▶ [VORGEGEBENER TEXT]:

Dabei war (und ist?) Fluxus so viel mehr als in Wiesbaden gezeigt und erfahren werden konnte. Es war ein Zeitgeist, der sich bereits weit vor den Festspielen 1962 manifestierte und vor allem den weiteren Verlauf der 1960er Jahre intensiv prägen sollte – nicht als alleinige Kunstströmung, sondern als Beat, der die Kunstszene in gewisser Weise durchzog. Es war die logische Schlussfolgerung einer KünstlerInnen-Generation, die neue Forderungen an den Kunstbetrieb und an den Kunstbegriff selbst formulierten. In all diesen Bestrebungen und Perspektivwechseln, wirkt Fluxus oftmals wie ein Spielkasten oder ein großes Experimentierfeld, in dem die Kunstschaffenden im Dialog mit sich selbst, aber vor allem im Dialog mit ihrem Publikum – nun aktiven AkteurInnen – munter mit Gedanken spielten oder diese gänzlich unangepassten Resultate in die Praxis umsetzten.

In diesem Dunstkreis und Zeitgeist bewegte sich ebenfalls die japanische Künstlerin Mieko Shiomi, die zwar 1962 nicht in Wiesbaden vor Ort war, jedoch ein Jahr später Nam June Paik in Japan kennenlernte und der ihr attestierte, dass ihre Kunst und ihre Bestrebungen genau zu jenen passen würden, die im westlichen Kunstdiskurs als Fluxus zusammengefasst wurden. Ihr serielles und konzeptuelles Werk „Spatial Poem“, derzeit im Rahmen der Intervention in Teilen zu sehen, zeigt dies nur zu gut. So involvieren ihre von 1965–1975 über den Postweg versendeten Handlungsanweisungen ihr Publikum, de facto die AdressatInnen, direkt, fordern sie explizit zur Handlung auf: „Schreib ein Wort oder Wörter auf die beigelegte Karte und lege sie irgendwo hin. Bitte nenne mir den Begriff und den Ort, die auf der Weltkarte ergänzt werden.“

Mieko (Chieko) Shiomi, Spatial Poem No. 1 (word event), 1965/1989, Sammlung Tilman Baumgärtel (Foto: Museum Wiesbaden/Bernd Fickert)

▶ [AUFGABEN]:
1. In welchem Zeitraum wurden laut dem Text über Fluxus die Handlungsanweisungen von „Spatial Poem“ über den Postweg versendet?
2. Schreibe den Text über Fluxus und Mieko Shiomi weiter.
Die Datensätze haben mit dem Text über Fluxus nichts zu tun.

▶ [EXTRAHIERTE DATEN]:
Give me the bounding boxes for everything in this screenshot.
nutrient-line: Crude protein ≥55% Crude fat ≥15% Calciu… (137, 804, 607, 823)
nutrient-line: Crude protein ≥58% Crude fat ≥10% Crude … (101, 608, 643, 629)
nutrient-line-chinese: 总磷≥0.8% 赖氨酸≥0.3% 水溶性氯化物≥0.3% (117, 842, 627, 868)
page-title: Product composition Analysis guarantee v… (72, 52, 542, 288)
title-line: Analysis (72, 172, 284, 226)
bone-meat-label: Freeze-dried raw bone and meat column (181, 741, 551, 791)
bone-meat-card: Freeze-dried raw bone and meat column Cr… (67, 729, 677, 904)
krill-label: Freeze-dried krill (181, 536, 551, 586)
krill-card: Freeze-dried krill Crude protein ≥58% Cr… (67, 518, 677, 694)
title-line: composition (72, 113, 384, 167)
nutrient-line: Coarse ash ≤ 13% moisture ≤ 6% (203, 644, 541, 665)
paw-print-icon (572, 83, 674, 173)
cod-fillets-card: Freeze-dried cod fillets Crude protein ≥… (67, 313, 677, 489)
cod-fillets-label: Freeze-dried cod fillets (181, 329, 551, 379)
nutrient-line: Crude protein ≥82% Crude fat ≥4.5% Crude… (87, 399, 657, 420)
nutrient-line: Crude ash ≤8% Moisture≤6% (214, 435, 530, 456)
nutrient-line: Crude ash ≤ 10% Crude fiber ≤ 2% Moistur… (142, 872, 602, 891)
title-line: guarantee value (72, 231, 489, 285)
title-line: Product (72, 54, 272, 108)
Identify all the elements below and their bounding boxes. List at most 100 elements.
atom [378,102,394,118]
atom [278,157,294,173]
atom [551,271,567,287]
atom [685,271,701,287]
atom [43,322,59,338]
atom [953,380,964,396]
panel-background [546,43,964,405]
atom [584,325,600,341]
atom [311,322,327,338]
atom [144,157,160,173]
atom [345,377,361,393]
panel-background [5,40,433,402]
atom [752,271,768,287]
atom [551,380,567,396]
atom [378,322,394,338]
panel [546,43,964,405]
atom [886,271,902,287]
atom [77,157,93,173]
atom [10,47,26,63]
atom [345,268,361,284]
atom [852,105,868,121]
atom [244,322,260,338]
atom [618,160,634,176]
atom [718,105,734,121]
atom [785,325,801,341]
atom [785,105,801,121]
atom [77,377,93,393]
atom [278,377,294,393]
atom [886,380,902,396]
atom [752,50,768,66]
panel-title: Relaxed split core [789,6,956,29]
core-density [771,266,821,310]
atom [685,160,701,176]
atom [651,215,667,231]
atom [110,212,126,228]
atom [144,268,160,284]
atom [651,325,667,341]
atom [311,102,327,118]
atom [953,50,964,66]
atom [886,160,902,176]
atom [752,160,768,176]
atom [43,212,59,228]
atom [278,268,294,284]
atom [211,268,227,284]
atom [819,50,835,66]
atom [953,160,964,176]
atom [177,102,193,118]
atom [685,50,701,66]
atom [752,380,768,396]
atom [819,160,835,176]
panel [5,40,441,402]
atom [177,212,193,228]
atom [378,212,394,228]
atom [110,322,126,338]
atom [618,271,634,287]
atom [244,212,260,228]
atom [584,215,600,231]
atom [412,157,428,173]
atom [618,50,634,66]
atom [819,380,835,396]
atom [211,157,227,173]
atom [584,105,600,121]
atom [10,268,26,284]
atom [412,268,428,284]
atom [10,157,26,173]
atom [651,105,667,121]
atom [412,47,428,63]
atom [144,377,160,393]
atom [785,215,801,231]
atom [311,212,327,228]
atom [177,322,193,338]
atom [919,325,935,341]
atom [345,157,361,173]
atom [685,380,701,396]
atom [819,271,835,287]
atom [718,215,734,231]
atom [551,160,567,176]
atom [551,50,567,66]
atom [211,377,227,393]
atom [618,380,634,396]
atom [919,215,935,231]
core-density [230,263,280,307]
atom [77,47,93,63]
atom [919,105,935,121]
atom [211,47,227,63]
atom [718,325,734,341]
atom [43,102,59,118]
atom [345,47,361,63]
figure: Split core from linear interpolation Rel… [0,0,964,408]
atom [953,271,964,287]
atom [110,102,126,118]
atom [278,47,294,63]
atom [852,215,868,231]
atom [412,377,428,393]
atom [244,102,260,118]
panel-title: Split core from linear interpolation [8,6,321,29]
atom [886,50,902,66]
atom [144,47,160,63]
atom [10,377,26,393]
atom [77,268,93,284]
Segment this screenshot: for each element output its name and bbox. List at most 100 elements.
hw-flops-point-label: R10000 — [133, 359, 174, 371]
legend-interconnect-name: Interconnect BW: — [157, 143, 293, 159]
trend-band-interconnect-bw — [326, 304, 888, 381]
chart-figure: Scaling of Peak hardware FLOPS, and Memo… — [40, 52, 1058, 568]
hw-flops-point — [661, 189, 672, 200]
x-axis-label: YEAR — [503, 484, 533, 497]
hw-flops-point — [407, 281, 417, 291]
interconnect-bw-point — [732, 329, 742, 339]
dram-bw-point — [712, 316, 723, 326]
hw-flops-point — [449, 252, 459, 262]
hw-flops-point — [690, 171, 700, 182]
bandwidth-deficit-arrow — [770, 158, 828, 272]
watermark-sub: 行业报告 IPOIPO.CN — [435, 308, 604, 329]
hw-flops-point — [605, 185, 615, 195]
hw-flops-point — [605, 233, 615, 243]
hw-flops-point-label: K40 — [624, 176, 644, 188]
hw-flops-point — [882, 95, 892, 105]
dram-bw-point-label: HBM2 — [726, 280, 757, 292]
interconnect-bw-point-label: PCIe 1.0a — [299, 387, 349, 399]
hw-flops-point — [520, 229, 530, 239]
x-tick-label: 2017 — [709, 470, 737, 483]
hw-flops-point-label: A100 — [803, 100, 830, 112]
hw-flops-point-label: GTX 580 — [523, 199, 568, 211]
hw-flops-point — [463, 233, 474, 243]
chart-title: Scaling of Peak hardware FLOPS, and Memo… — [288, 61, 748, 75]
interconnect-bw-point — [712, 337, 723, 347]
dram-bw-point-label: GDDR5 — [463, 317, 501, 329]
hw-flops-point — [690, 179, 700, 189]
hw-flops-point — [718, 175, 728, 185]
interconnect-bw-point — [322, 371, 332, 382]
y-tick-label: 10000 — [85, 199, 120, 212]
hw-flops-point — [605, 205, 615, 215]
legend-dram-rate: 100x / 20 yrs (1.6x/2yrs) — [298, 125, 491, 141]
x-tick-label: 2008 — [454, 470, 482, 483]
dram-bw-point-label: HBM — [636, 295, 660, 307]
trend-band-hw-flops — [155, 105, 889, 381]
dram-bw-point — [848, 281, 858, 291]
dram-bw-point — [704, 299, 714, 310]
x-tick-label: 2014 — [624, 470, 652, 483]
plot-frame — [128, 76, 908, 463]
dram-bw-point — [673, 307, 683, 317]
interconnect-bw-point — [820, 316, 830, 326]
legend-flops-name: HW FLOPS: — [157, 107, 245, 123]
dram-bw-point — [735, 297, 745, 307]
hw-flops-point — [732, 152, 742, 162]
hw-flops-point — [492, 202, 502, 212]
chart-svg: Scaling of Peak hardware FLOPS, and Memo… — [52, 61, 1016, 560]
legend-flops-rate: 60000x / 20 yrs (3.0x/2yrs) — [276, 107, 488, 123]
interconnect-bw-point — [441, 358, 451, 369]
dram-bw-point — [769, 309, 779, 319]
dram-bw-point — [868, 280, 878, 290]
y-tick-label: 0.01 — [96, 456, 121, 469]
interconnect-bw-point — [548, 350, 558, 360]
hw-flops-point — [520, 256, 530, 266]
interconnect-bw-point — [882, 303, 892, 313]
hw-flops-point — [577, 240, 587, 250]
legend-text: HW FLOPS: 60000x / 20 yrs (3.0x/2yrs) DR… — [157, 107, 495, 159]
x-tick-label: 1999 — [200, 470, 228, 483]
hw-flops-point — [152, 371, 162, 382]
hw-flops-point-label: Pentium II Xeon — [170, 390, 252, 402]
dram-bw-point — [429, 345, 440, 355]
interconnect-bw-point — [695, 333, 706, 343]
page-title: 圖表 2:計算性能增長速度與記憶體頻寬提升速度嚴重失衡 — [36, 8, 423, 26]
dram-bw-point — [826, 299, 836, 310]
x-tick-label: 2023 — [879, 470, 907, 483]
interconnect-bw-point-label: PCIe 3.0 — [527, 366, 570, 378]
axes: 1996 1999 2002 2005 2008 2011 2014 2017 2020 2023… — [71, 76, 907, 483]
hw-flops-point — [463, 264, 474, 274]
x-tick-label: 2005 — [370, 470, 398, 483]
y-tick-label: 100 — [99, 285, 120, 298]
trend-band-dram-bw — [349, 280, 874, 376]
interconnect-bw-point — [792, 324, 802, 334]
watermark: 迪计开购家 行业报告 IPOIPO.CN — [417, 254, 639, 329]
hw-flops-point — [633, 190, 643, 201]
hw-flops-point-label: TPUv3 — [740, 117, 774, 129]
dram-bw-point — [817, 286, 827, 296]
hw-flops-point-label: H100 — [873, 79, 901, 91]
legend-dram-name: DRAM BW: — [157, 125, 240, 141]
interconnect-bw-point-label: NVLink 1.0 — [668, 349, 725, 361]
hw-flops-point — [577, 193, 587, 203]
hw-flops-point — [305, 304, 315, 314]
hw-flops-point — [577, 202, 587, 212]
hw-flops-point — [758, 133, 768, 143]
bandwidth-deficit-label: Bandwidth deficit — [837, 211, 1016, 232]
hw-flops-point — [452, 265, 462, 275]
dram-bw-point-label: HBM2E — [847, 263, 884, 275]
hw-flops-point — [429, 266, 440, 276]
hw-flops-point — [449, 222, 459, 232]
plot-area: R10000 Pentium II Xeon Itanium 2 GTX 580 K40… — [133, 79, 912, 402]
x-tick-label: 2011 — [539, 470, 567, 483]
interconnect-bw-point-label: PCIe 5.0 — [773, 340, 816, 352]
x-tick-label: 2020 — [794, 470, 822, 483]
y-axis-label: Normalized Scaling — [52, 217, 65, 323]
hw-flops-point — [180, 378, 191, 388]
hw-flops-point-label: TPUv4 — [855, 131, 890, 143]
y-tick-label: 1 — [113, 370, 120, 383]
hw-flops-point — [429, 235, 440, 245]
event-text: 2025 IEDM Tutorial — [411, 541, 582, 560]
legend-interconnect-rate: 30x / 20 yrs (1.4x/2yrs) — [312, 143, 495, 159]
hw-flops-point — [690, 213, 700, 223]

▶ [LÖSUNGEN]:
1. Von 1965 bis 1975.

2.
Es folgten 69 Rückmeldungen mit Begriffen und Orten, die Mieko Shiomi vornehmlich aus Nordamerika, Japan und Europa erreichten. Sie selbst lebte von 1964 bis 1965 in New York. Auch die in Wiesbaden aktiven KünstlerInnen finden sich unter den 69 Antworten und werden (bzw. sind bereits) Teil eines Netzwerks von Kreativen, die Shiomis Handlungsanweisungen auf bisweilen absurdeste Weise lösten und dabei Einblicke in die individuellen Deutungen ermöglichten. Und es drängt sich dabei selbstverständlich die Frage auf: Ist denn nun eine Unterscheidung zwischen KünstlerIn und „OttonormalverbraucherIn“ überhaupt noch so dienlich? Es können doch schließlich alle adressierten Freunde, Bekannte oder Fremde daran teilnehmen! Spielerisch, nahbar und vor allem vernetzend brach Shiomi mit ihren „Spatial Poem“ subversiv den Kunstbegriff auf und generierte individuelle Erfahrungen der einzelnen TeilnehmerInnen, genauso wie ein kollektives Verständnis in Form ihrer an die ersten vier „Spatial Poem“ anschließenden Mappings – z. B. eine mit Fähnchen gespickte Weltkarte wie bei „Spatial Poem No. 1“.

Mieko (Chieko) Shiomi, Spatial Poem No. 1, 1965/1980, Sammlung Tilman Baumgärtel (Foto: Museum Wiesbaden/Bernd Fickert)

Mieko Shiomis Serie „Spatial Poem“ öffnet den Blick auf alltägliche Handlungen, auf das Fluxus-Netzwerk, auf die Möglichkeiten von (künstlerischer) Interaktion und auf die Kunst betreffende Fragestellungen, die auch 2022 nichts an Aktualität eingebüßt haben – man denke nur an die heutigen Vernetzungsmöglichkeiten des Internets. Ich lade Sie herzlich ein in Dialog zu treten!